[Requirement]: Copy each line that contains the string "闭合开关".

[Entries provided]:

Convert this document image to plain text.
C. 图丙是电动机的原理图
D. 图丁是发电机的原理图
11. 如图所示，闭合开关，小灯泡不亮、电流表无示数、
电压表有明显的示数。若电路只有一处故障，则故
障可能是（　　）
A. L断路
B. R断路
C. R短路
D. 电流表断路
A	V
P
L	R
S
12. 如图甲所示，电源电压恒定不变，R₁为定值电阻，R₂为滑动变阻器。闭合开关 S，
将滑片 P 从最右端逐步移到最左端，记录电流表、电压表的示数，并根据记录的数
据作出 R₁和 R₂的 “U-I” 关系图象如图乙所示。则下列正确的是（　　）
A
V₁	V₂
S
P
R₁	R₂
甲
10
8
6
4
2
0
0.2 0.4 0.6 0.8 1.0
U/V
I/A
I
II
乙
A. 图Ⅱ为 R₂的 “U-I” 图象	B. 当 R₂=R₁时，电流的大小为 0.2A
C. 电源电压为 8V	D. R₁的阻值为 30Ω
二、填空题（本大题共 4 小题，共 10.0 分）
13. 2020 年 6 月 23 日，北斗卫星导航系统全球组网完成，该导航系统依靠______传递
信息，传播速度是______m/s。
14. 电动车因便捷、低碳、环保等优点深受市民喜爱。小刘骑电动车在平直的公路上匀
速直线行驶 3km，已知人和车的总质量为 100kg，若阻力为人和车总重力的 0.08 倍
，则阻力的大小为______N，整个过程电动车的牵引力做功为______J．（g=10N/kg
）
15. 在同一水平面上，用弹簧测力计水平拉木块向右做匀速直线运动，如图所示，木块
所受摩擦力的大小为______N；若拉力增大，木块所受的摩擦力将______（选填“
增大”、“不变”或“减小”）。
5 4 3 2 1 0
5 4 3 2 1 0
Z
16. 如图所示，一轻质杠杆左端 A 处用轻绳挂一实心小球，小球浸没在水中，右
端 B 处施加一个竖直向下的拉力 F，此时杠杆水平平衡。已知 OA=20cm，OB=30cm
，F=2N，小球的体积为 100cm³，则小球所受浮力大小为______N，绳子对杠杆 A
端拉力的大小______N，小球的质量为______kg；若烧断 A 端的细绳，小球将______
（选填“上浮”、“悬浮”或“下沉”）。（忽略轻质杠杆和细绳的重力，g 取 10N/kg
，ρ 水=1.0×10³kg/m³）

[Exercise output]:
11. 如图所示，闭合开关，小灯泡不亮、电流表无示数、
12. 如图甲所示，电源电压恒定不变，R₁为定值电阻，R₂为滑动变阻器。闭合开关 S，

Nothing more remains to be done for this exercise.